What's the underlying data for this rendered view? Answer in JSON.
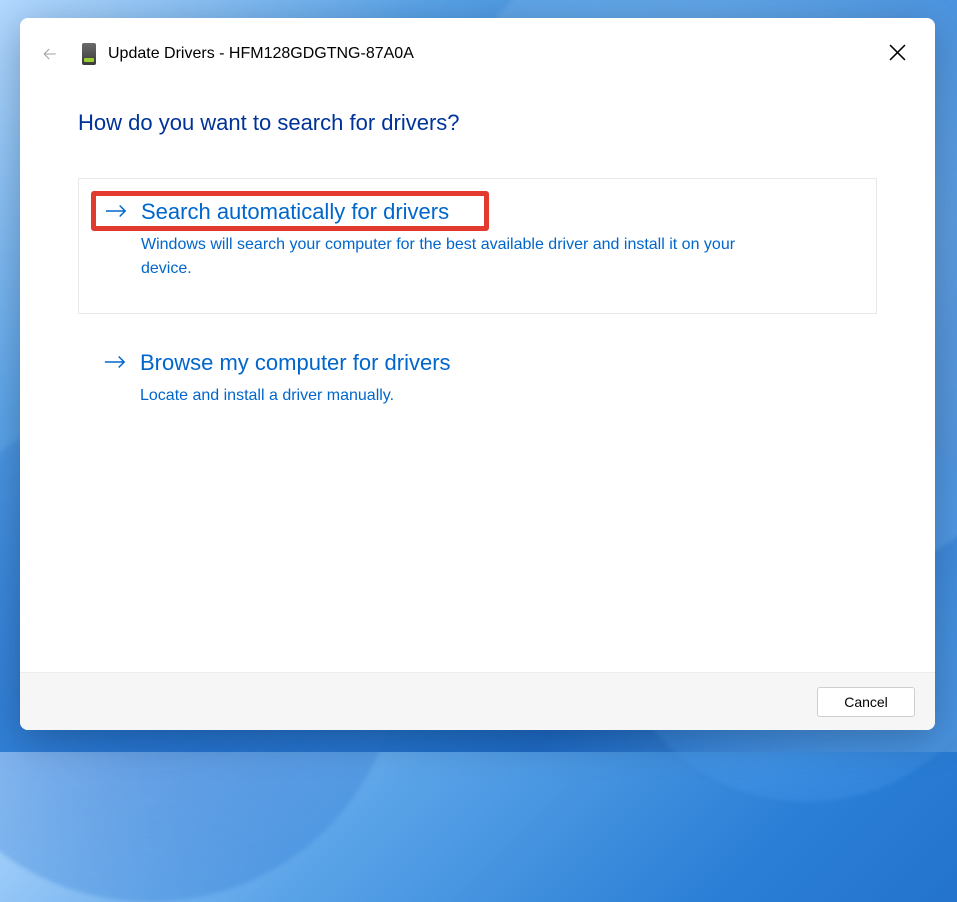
{
  "dialog": {
    "title": "Update Drivers - HFM128GDGTNG-87A0A",
    "heading": "How do you want to search for drivers?"
  },
  "options": [
    {
      "title": "Search automatically for drivers",
      "description": "Windows will search your computer for the best available driver and install it on your device."
    },
    {
      "title": "Browse my computer for drivers",
      "description": "Locate and install a driver manually."
    }
  ],
  "footer": {
    "cancel_label": "Cancel"
  }
}
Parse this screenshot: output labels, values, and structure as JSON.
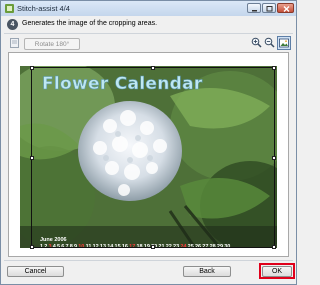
{
  "window": {
    "title": "Stitch-assist 4/4",
    "minimize": "minimize",
    "maximize": "maximize",
    "close": "close"
  },
  "step": {
    "number": "4",
    "instruction": "Generates the image of the cropping areas."
  },
  "toolbar": {
    "rotate_label": "Rotate 180°",
    "zoom_in": "zoom-in-icon",
    "zoom_out": "zoom-out-icon",
    "fit": "fit-to-window-icon"
  },
  "image": {
    "title": "Flower Calendar",
    "month": "June 2006",
    "days": [
      "1",
      "2",
      "3",
      "4",
      "5",
      "6",
      "7",
      "8",
      "9",
      "10",
      "11",
      "12",
      "13",
      "14",
      "15",
      "16",
      "17",
      "18",
      "19",
      "20",
      "21",
      "22",
      "23",
      "24",
      "25",
      "26",
      "27",
      "28",
      "29",
      "30"
    ],
    "sunday_color": "#ff3b3b"
  },
  "buttons": {
    "cancel": "Cancel",
    "back": "Back",
    "ok": "OK"
  },
  "colors": {
    "highlight": "#e0001b",
    "title_bar": "#c4d6ec"
  }
}
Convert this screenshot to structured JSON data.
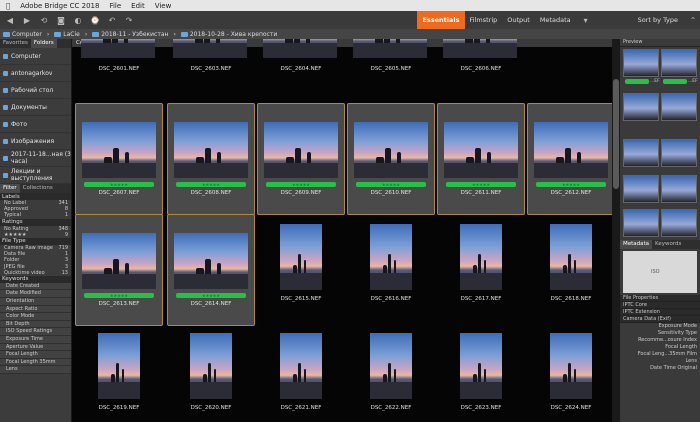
{
  "menubar": {
    "app": "Adobe Bridge CC 2018",
    "items": [
      "File",
      "Edit",
      "View"
    ]
  },
  "toolbar": {
    "workspaces": [
      "Essentials",
      "Filmstrip",
      "Output",
      "Metadata"
    ],
    "sort": "Sort by Type"
  },
  "path": [
    "Computer",
    "LaCie",
    "2018-11 - Узбекистан",
    "2018-10-28 - Хива крепости"
  ],
  "left": {
    "tabs": [
      "Favorites",
      "Folders"
    ],
    "favorites": [
      "Computer",
      "antonagarkov",
      "Рабочий стол",
      "Документы",
      "Фото",
      "Изображения",
      "2017-11-18...ная (3 часа)",
      "Лекции и выступления"
    ],
    "filter_tabs": [
      "Filter",
      "Collections"
    ],
    "labels_header": "Labels",
    "labels": [
      {
        "name": "No Label",
        "count": "341"
      },
      {
        "name": "Approved",
        "count": "8"
      },
      {
        "name": "Typical",
        "count": "1"
      }
    ],
    "ratings_header": "Ratings",
    "ratings": [
      {
        "name": "No Rating",
        "count": "348"
      },
      {
        "name": "★★★★★",
        "count": "9"
      }
    ],
    "filetype_header": "File Type",
    "filetypes": [
      {
        "name": "Camera Raw image",
        "count": "719"
      },
      {
        "name": "Data file",
        "count": "1"
      },
      {
        "name": "Folder",
        "count": "3"
      },
      {
        "name": "JPEG file",
        "count": "3"
      },
      {
        "name": "Quicktime video",
        "count": "13"
      }
    ],
    "keywords_header": "Keywords",
    "keywords": [
      "Date Created",
      "Date Modified",
      "Orientation",
      "Aspect Ratio",
      "Color Mode",
      "Bit Depth",
      "ISO Speed Ratings",
      "Exposure Time",
      "Aperture Value",
      "Focal Length",
      "Focal Length 35mm",
      "Lens"
    ]
  },
  "content": {
    "tab": "Content",
    "items": [
      {
        "name": "DSC_2601.NEF",
        "sel": false,
        "starred": false,
        "orient": "land"
      },
      {
        "name": "DSC_2603.NEF",
        "sel": false,
        "starred": false,
        "orient": "land"
      },
      {
        "name": "DSC_2604.NEF",
        "sel": false,
        "starred": false,
        "orient": "land"
      },
      {
        "name": "DSC_2605.NEF",
        "sel": false,
        "starred": false,
        "orient": "land"
      },
      {
        "name": "DSC_2606.NEF",
        "sel": false,
        "starred": false,
        "orient": "land"
      },
      {
        "name": "DSC_2607.NEF",
        "sel": true,
        "starred": true,
        "orient": "land"
      },
      {
        "name": "DSC_2608.NEF",
        "sel": true,
        "starred": true,
        "orient": "land"
      },
      {
        "name": "DSC_2609.NEF",
        "sel": true,
        "starred": true,
        "orient": "land"
      },
      {
        "name": "DSC_2610.NEF",
        "sel": true,
        "starred": true,
        "orient": "land"
      },
      {
        "name": "DSC_2611.NEF",
        "sel": true,
        "starred": true,
        "orient": "land"
      },
      {
        "name": "DSC_2612.NEF",
        "sel": true,
        "starred": true,
        "orient": "land"
      },
      {
        "name": "DSC_2613.NEF",
        "sel": true,
        "starred": true,
        "orient": "land"
      },
      {
        "name": "DSC_2614.NEF",
        "sel": true,
        "starred": true,
        "orient": "land"
      },
      {
        "name": "DSC_2615.NEF",
        "sel": false,
        "starred": false,
        "orient": "port"
      },
      {
        "name": "DSC_2616.NEF",
        "sel": false,
        "starred": false,
        "orient": "port"
      },
      {
        "name": "DSC_2617.NEF",
        "sel": false,
        "starred": false,
        "orient": "port"
      },
      {
        "name": "DSC_2618.NEF",
        "sel": false,
        "starred": false,
        "orient": "port"
      },
      {
        "name": "DSC_2619.NEF",
        "sel": false,
        "starred": false,
        "orient": "port"
      },
      {
        "name": "DSC_2620.NEF",
        "sel": false,
        "starred": false,
        "orient": "port"
      },
      {
        "name": "DSC_2621.NEF",
        "sel": false,
        "starred": false,
        "orient": "port"
      },
      {
        "name": "DSC_2622.NEF",
        "sel": false,
        "starred": false,
        "orient": "port"
      },
      {
        "name": "DSC_2623.NEF",
        "sel": false,
        "starred": false,
        "orient": "port"
      },
      {
        "name": "DSC_2624.NEF",
        "sel": false,
        "starred": false,
        "orient": "port"
      }
    ],
    "stars_text": "★★★★★"
  },
  "right": {
    "tab": "Preview",
    "strip_labels": [
      "...EF",
      "...EF"
    ],
    "metadata_tabs": [
      "Metadata",
      "Keywords"
    ],
    "iso": "ISO",
    "sections": [
      "File Properties",
      "IPTC Core",
      "IPTC Extension",
      "Camera Data (Exif)"
    ],
    "exif": [
      "Exposure Mode",
      "Sensitivity Type",
      "Recomme...osure Index",
      "Focal Length",
      "Focal Leng...35mm Film",
      "Lens",
      "Date Time Original"
    ]
  },
  "colors": {
    "accent": "#ee6a1c",
    "select_border": "#b08a3a",
    "rating_green": "#27c14a"
  }
}
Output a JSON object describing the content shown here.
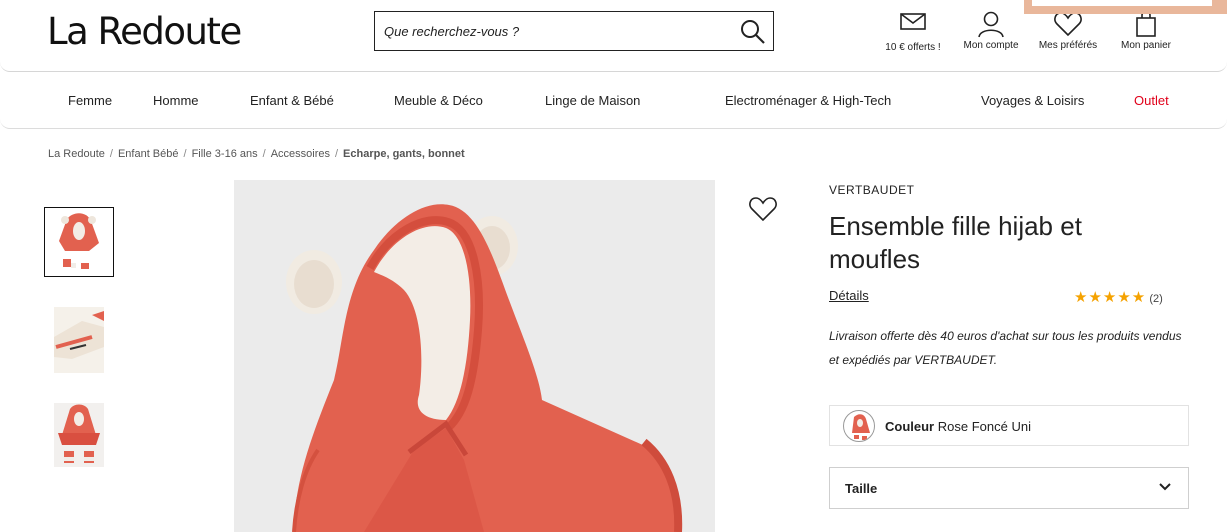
{
  "header": {
    "logo": "La Redoute",
    "search_placeholder": "Que recherchez-vous ?",
    "items": [
      {
        "label": "10 € offerts !",
        "icon": "envelope-icon"
      },
      {
        "label": "Mon compte",
        "icon": "user-icon"
      },
      {
        "label": "Mes préférés",
        "icon": "heart-icon"
      },
      {
        "label": "Mon panier",
        "icon": "shopping-bag-icon"
      }
    ]
  },
  "nav": {
    "items": [
      "Femme",
      "Homme",
      "Enfant & Bébé",
      "Meuble & Déco",
      "Linge de Maison",
      "Electroménager & High-Tech",
      "Voyages & Loisirs",
      "Outlet"
    ]
  },
  "breadcrumb": [
    "La Redoute",
    "Enfant Bébé",
    "Fille 3-16 ans",
    "Accessoires",
    "Echarpe, gants, bonnet"
  ],
  "product": {
    "brand": "VERTBAUDET",
    "title": "Ensemble fille hijab et moufles",
    "details_link": "Détails",
    "stars": "★★★★★",
    "rating_count": "(2)",
    "shipping_line1": "Livraison offerte dès 40 euros d'achat sur tous les produits vendus",
    "shipping_line2": "et expédiés par VERTBAUDET.",
    "color_label": "Couleur",
    "color_value": "Rose Foncé Uni",
    "size_label": "Taille"
  },
  "colors": {
    "accent_red": "#e1001a",
    "product_coral": "#e2614f",
    "star": "#f5a200"
  }
}
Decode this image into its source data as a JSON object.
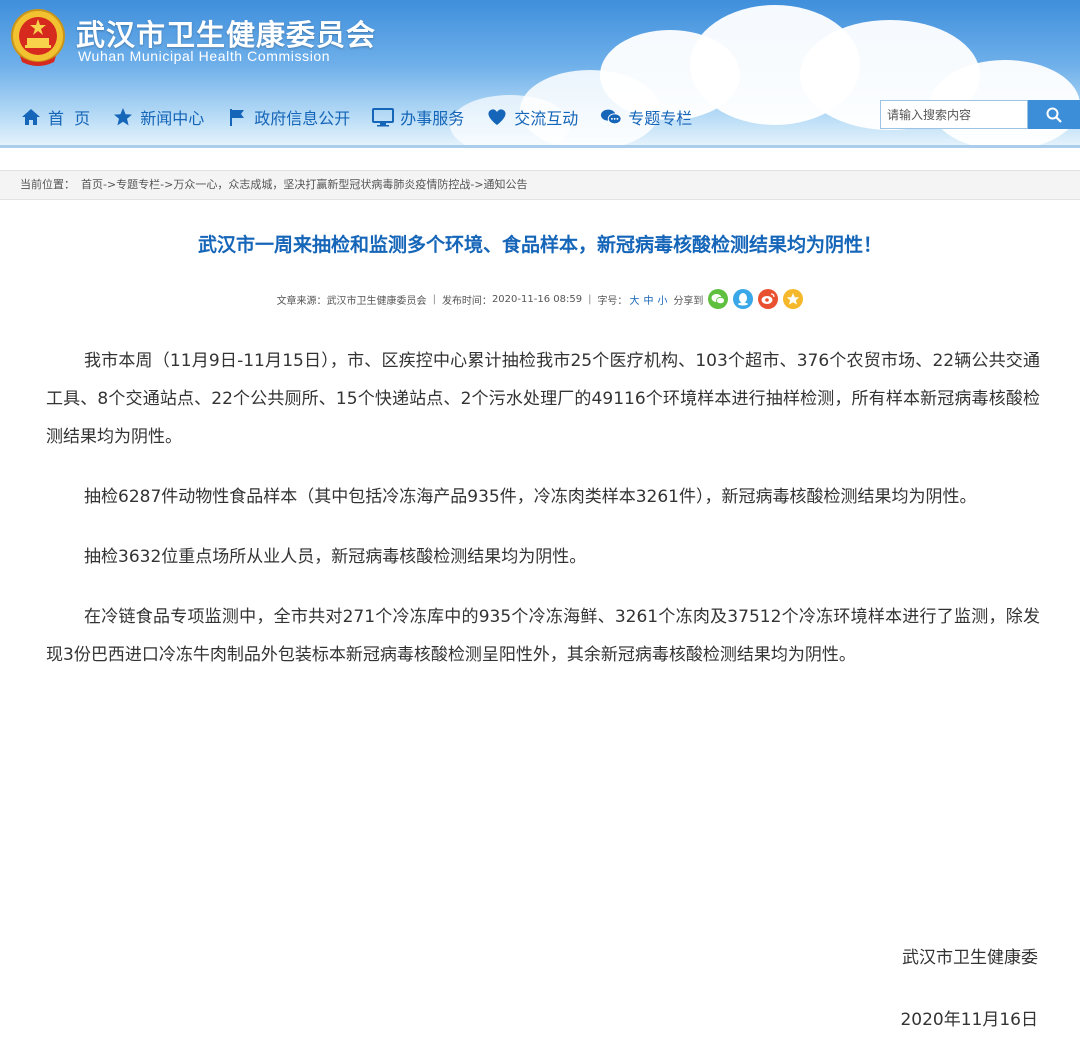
{
  "header": {
    "title_cn": "武汉市卫生健康委员会",
    "title_en": "Wuhan Municipal Health Commission",
    "emblem_icon": "national-emblem-icon"
  },
  "nav": {
    "items": [
      {
        "label": "首  页",
        "icon": "home-icon"
      },
      {
        "label": "新闻中心",
        "icon": "star-icon"
      },
      {
        "label": "政府信息公开",
        "icon": "flag-icon"
      },
      {
        "label": "办事服务",
        "icon": "monitor-icon"
      },
      {
        "label": "交流互动",
        "icon": "heart-icon"
      },
      {
        "label": "专题专栏",
        "icon": "chat-icon"
      }
    ],
    "color": "#1565b8"
  },
  "search": {
    "placeholder": "请输入搜索内容",
    "button_icon": "search-icon"
  },
  "breadcrumb": {
    "label": "当前位置：",
    "path": "首页->专题专栏->万众一心，众志成城，坚决打赢新型冠状病毒肺炎疫情防控战->通知公告"
  },
  "article": {
    "title": "武汉市一周来抽检和监测多个环境、食品样本，新冠病毒核酸检测结果均为阴性！",
    "meta": {
      "source_label": "文章来源：",
      "source": "武汉市卫生健康委员会",
      "date_label": "发布时间：",
      "date": "2020-11-16 08:59",
      "font_size_label": "字号：",
      "font_large": "大",
      "font_medium": "中",
      "font_small": "小",
      "share_label": "分享到"
    },
    "share_icons": [
      "wechat-icon",
      "qq-icon",
      "weibo-icon",
      "qzone-icon"
    ],
    "paragraphs": [
      "我市本周（11月9日-11月15日），市、区疾控中心累计抽检我市25个医疗机构、103个超市、376个农贸市场、22辆公共交通工具、8个交通站点、22个公共厕所、15个快递站点、2个污水处理厂的49116个环境样本进行抽样检测，所有样本新冠病毒核酸检测结果均为阴性。",
      "抽检6287件动物性食品样本（其中包括冷冻海产品935件，冷冻肉类样本3261件），新冠病毒核酸检测结果均为阴性。",
      "抽检3632位重点场所从业人员，新冠病毒核酸检测结果均为阴性。",
      "在冷链食品专项监测中，全市共对271个冷冻库中的935个冷冻海鲜、3261个冻肉及37512个冷冻环境样本进行了监测，除发现3份巴西进口冷冻牛肉制品外包装标本新冠病毒核酸检测呈阳性外，其余新冠病毒核酸检测结果均为阴性。"
    ],
    "signature": "武汉市卫生健康委",
    "sign_date": "2020年11月16日"
  }
}
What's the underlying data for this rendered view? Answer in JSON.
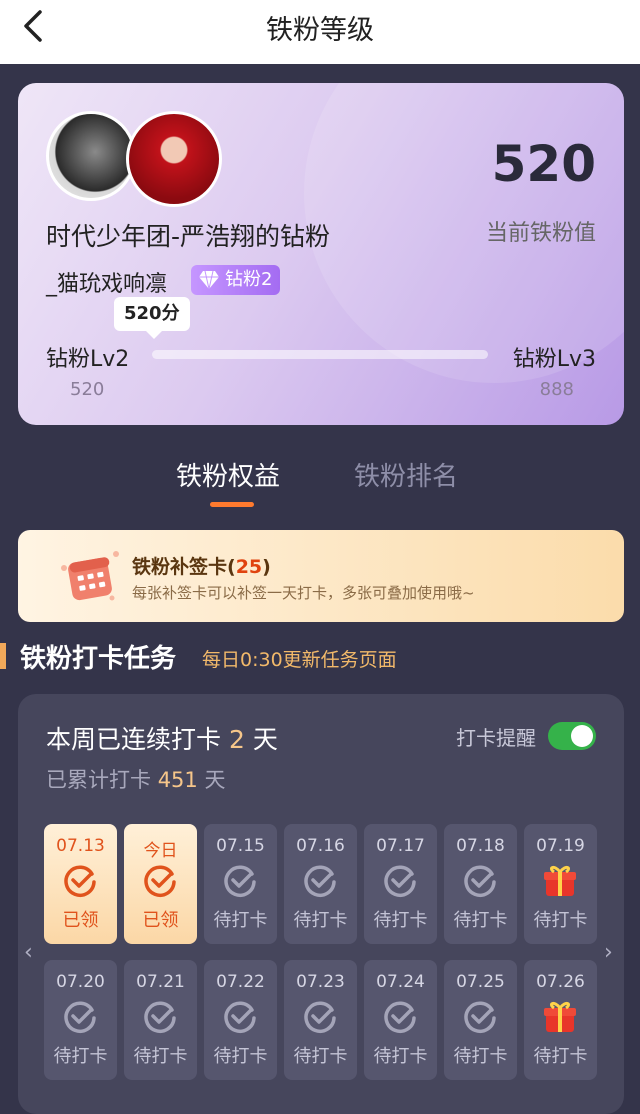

____

## BRIEF
Which lines of the material contain the string "JSON"? List each of them.

## OUTPUT FOR THIS EXERCISE
What's the underlying data for this rendered view? Answer in JSON.
Parse this screenshot: output labels, values, and structure as JSON.
Convert this screenshot to structured JSON data.
Output a JSON object describing the content shown here.
Decode this image into its source data as a JSON object.
What's the underlying data for this rendered view? Answer in JSON.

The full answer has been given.